» **TASK BRIEF**:
Report how many lines hold the word "icon"; give nothing but the number.

• • •

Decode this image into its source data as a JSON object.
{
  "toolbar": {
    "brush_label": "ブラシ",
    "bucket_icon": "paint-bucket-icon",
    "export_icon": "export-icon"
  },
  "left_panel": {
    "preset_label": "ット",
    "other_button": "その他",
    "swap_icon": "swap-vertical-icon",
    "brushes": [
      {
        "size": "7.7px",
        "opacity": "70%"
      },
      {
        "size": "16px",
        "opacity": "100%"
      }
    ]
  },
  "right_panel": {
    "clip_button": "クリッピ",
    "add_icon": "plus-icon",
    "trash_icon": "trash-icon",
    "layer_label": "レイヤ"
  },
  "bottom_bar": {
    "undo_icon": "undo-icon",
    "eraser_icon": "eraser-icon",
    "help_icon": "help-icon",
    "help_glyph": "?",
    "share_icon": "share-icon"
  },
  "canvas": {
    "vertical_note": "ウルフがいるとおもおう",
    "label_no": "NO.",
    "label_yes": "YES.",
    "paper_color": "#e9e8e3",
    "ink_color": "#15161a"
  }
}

• • •

» **FINISHED EXERCISE**:
9